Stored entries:
******************************
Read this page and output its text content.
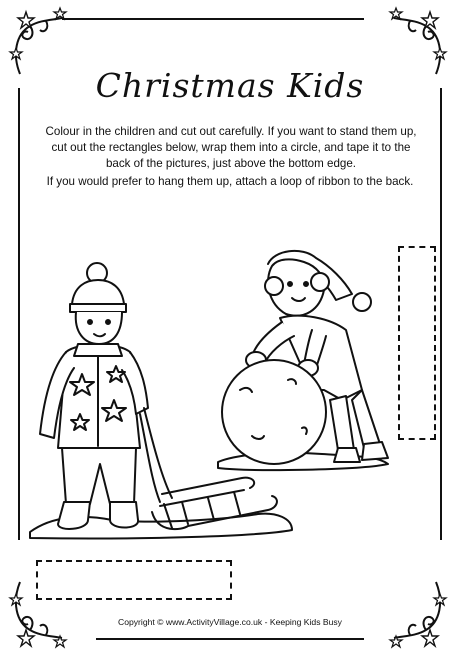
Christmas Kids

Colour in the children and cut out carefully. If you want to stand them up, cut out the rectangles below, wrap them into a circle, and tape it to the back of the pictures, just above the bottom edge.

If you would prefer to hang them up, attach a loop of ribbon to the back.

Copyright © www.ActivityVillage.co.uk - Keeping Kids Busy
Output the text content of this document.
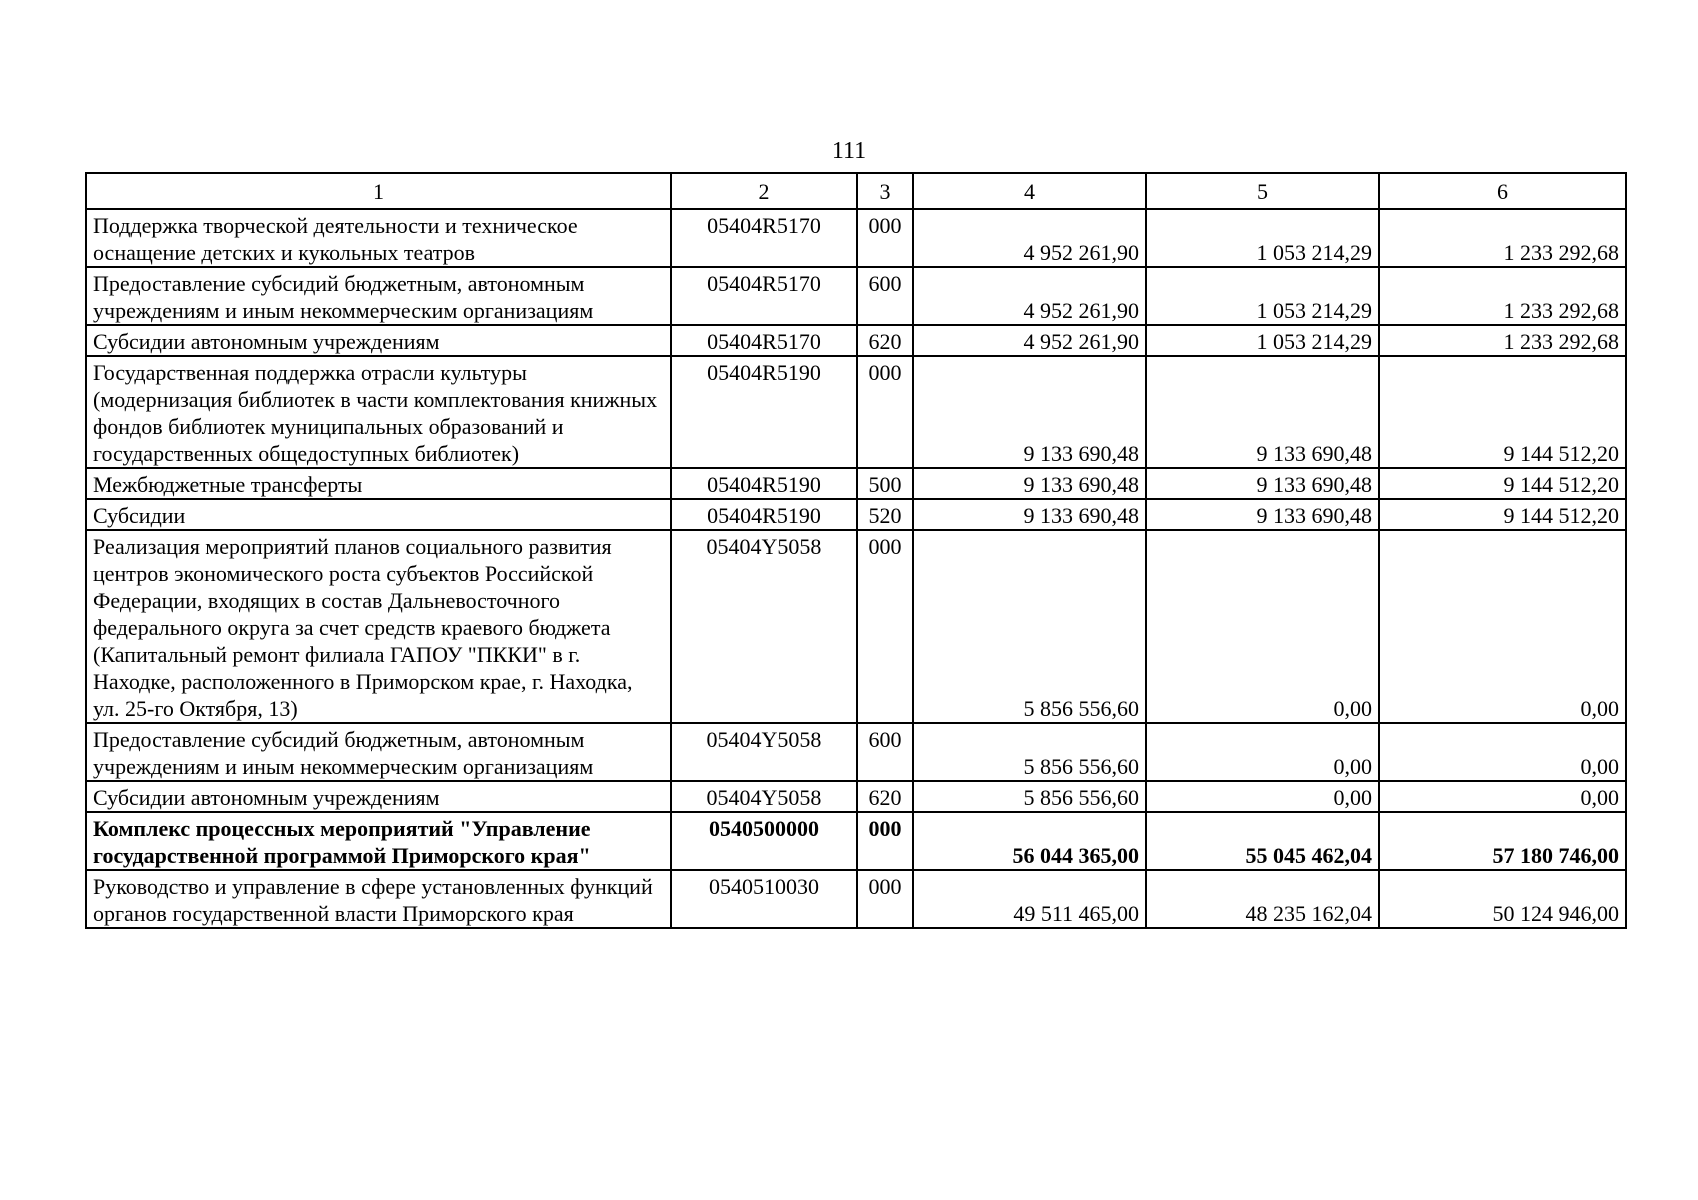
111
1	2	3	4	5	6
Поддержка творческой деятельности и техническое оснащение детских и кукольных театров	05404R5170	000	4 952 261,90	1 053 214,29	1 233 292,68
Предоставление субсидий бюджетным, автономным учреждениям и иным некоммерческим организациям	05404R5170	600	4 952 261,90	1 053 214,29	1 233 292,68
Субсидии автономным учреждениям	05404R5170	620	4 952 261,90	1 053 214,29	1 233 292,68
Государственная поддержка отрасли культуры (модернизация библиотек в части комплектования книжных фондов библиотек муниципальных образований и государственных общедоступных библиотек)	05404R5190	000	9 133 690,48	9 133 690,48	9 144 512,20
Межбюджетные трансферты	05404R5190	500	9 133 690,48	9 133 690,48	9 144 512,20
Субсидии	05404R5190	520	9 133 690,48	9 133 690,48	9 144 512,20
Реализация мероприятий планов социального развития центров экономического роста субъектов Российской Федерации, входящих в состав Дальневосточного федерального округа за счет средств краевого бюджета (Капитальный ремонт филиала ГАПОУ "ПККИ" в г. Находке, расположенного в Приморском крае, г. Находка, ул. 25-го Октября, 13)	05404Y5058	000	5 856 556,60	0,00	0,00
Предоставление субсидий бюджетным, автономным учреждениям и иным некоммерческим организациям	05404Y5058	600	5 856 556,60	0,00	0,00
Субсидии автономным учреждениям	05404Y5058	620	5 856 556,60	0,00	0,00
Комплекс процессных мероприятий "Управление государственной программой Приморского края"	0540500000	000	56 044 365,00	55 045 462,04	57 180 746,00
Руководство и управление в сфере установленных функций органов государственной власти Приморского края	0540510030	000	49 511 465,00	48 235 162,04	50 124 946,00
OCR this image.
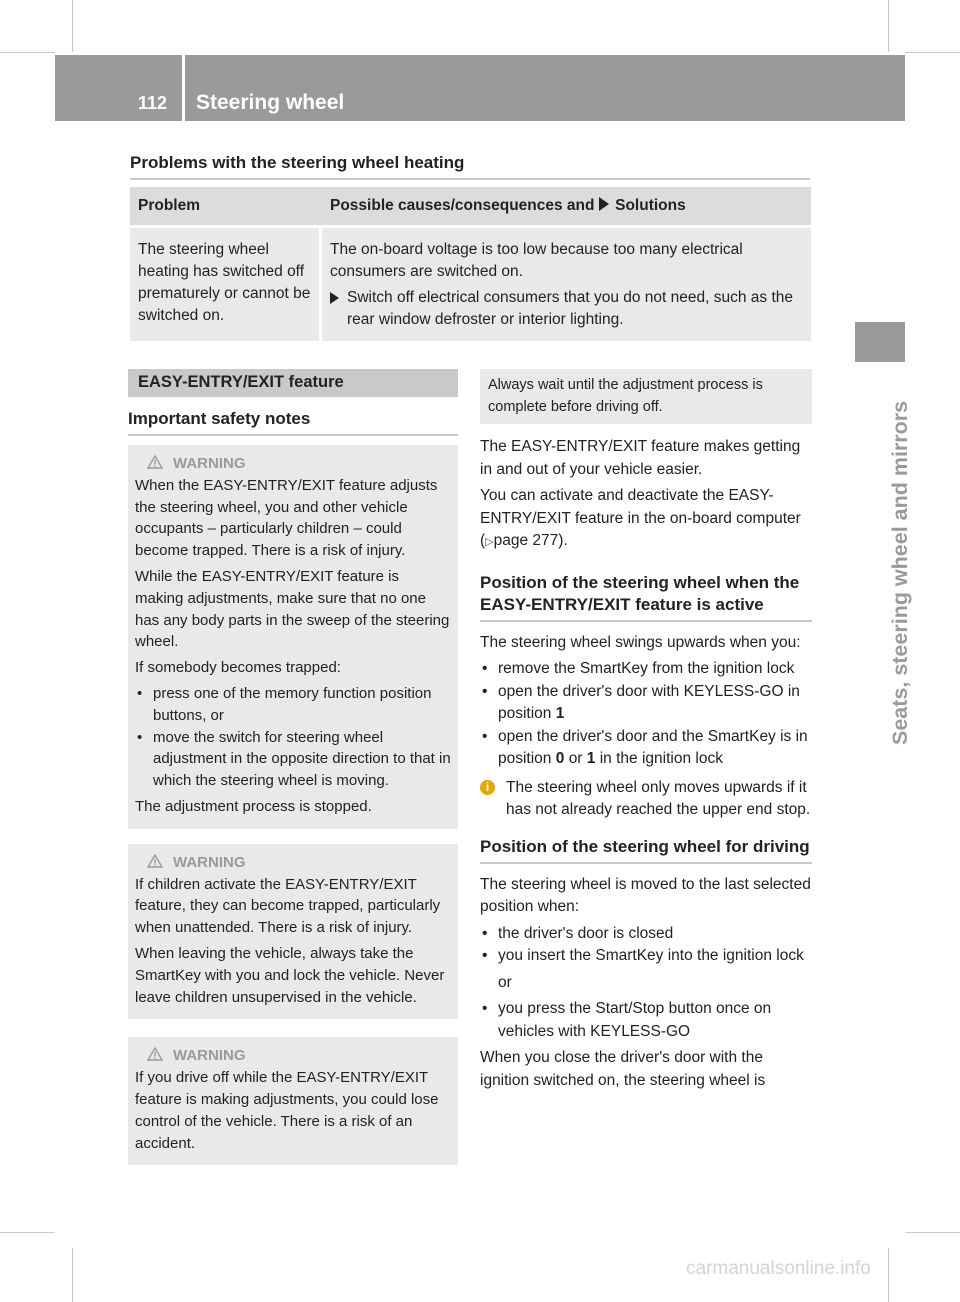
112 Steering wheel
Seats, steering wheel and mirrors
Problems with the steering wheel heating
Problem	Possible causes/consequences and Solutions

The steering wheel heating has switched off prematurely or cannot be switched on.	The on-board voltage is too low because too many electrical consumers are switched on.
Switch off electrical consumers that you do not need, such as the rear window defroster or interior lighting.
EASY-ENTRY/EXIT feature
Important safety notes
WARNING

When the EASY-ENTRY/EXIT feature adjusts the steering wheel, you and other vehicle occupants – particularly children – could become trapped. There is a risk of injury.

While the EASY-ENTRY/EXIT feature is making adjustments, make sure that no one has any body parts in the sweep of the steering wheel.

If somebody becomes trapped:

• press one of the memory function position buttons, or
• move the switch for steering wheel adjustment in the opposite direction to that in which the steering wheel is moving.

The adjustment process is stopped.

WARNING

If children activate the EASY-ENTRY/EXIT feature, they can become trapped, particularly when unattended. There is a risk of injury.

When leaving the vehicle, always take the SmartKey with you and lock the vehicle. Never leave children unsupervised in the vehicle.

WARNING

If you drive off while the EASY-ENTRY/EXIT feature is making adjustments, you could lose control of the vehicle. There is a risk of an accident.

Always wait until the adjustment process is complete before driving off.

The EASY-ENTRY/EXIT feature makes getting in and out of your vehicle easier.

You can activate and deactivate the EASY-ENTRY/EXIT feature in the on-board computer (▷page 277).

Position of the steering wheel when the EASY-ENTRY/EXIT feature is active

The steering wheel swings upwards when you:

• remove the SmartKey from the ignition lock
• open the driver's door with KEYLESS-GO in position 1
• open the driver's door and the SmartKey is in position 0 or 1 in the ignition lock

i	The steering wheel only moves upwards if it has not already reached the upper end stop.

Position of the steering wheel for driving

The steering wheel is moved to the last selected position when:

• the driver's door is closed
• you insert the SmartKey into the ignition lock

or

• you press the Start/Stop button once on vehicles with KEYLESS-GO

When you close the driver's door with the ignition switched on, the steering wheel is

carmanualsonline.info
******************************
Exercise:
The records above need to be restated word for word, with the pictures left out.

Response below:
Read this page and output its text content.
Christmas Kids

Colour in the children and cut out carefully. If you want to stand them up, cut out the rectangles below, wrap them into a circle, and tape it to the back of the pictures, just above the bottom edge.

If you would prefer to hang them up, attach a loop of ribbon to the back.

Copyright © www.ActivityVillage.co.uk - Keeping Kids Busy
Output the text content of this document.
111
1	2	3	4	5	6
Поддержка творческой деятельности и техническое оснащение детских и кукольных театров	05404R5170	000	4 952 261,90	1 053 214,29	1 233 292,68
Предоставление субсидий бюджетным, автономным учреждениям и иным некоммерческим организациям	05404R5170	600	4 952 261,90	1 053 214,29	1 233 292,68
Субсидии автономным учреждениям	05404R5170	620	4 952 261,90	1 053 214,29	1 233 292,68
Государственная поддержка отрасли культуры (модернизация библиотек в части комплектования книжных фондов библиотек муниципальных образований и государственных общедоступных библиотек)	05404R5190	000	9 133 690,48	9 133 690,48	9 144 512,20
Межбюджетные трансферты	05404R5190	500	9 133 690,48	9 133 690,48	9 144 512,20
Субсидии	05404R5190	520	9 133 690,48	9 133 690,48	9 144 512,20
Реализация мероприятий планов социального развития центров экономического роста субъектов Российской Федерации, входящих в состав Дальневосточного федерального округа за счет средств краевого бюджета (Капитальный ремонт филиала ГАПОУ "ПККИ" в г. Находке, расположенного в Приморском крае, г. Находка, ул. 25-го Октября, 13)	05404Y5058	000	5 856 556,60	0,00	0,00
Предоставление субсидий бюджетным, автономным учреждениям и иным некоммерческим организациям	05404Y5058	600	5 856 556,60	0,00	0,00
Субсидии автономным учреждениям	05404Y5058	620	5 856 556,60	0,00	0,00
Комплекс процессных мероприятий "Управление государственной программой Приморского края"	0540500000	000	56 044 365,00	55 045 462,04	57 180 746,00
Руководство и управление в сфере установленных функций органов государственной власти Приморского края	0540510030	000	49 511 465,00	48 235 162,04	50 124 946,00
OCR this image.
112 Steering wheel
Seats, steering wheel and mirrors
Problems with the steering wheel heating
Problem	Possible causes/consequences and Solutions

The steering wheel heating has switched off prematurely or cannot be switched on.	The on-board voltage is too low because too many electrical consumers are switched on.
Switch off electrical consumers that you do not need, such as the rear window defroster or interior lighting.
EASY-ENTRY/EXIT feature
Important safety notes
WARNING

When the EASY-ENTRY/EXIT feature adjusts the steering wheel, you and other vehicle occupants – particularly children – could become trapped. There is a risk of injury.

While the EASY-ENTRY/EXIT feature is making adjustments, make sure that no one has any body parts in the sweep of the steering wheel.

If somebody becomes trapped:

• press one of the memory function position buttons, or
• move the switch for steering wheel adjustment in the opposite direction to that in which the steering wheel is moving.

The adjustment process is stopped.

WARNING

If children activate the EASY-ENTRY/EXIT feature, they can become trapped, particularly when unattended. There is a risk of injury.

When leaving the vehicle, always take the SmartKey with you and lock the vehicle. Never leave children unsupervised in the vehicle.

WARNING

If you drive off while the EASY-ENTRY/EXIT feature is making adjustments, you could lose control of the vehicle. There is a risk of an accident.

Always wait until the adjustment process is complete before driving off.

The EASY-ENTRY/EXIT feature makes getting in and out of your vehicle easier.

You can activate and deactivate the EASY-ENTRY/EXIT feature in the on-board computer (▷page 277).

Position of the steering wheel when the EASY-ENTRY/EXIT feature is active

The steering wheel swings upwards when you:

• remove the SmartKey from the ignition lock
• open the driver's door with KEYLESS-GO in position 1
• open the driver's door and the SmartKey is in position 0 or 1 in the ignition lock

i	The steering wheel only moves upwards if it has not already reached the upper end stop.

Position of the steering wheel for driving

The steering wheel is moved to the last selected position when:

• the driver's door is closed
• you insert the SmartKey into the ignition lock

or

• you press the Start/Stop button once on vehicles with KEYLESS-GO

When you close the driver's door with the ignition switched on, the steering wheel is

carmanualsonline.info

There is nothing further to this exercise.